*WRITTEN EXERCISE*: Extract each line where the string "series" shows up.

*DATA EXCERPTS*:
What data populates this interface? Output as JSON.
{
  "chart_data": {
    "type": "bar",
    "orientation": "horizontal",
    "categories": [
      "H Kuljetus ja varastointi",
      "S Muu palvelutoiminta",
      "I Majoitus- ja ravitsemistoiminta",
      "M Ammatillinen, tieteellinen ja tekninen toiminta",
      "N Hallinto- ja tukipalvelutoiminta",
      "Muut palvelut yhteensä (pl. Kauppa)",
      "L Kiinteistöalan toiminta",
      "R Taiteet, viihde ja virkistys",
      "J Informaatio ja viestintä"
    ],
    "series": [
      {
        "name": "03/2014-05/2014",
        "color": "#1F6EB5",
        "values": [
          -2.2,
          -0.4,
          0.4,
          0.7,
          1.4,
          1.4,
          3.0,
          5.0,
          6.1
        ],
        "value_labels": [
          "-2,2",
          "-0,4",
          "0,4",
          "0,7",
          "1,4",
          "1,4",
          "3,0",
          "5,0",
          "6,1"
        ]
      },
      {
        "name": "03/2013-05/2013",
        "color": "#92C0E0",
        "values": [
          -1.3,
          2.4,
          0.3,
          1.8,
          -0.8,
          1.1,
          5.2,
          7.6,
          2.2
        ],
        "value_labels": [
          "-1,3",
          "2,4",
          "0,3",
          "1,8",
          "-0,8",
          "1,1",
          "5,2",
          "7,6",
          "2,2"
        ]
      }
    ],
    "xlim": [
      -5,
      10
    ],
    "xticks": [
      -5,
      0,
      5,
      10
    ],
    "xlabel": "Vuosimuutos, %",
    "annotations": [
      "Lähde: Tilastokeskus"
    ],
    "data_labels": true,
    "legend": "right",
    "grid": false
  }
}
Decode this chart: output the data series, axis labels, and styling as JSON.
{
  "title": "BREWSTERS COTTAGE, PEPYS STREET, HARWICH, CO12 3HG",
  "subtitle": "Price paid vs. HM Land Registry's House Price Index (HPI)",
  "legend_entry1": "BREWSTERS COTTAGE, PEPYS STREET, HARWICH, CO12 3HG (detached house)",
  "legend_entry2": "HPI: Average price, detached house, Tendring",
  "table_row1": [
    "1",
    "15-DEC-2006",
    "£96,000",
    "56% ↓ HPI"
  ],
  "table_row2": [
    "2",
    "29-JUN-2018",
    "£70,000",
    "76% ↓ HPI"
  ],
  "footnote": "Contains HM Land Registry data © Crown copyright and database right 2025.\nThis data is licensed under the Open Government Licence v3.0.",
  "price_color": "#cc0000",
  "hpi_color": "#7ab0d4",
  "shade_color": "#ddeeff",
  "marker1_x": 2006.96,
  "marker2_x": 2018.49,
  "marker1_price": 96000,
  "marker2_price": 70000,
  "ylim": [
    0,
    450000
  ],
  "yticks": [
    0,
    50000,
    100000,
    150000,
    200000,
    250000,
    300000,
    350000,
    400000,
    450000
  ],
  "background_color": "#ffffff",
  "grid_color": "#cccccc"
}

*THE SOLUTION*:
    "series": [
Decode this chart: output the data series, axis labels, and styling as JSON.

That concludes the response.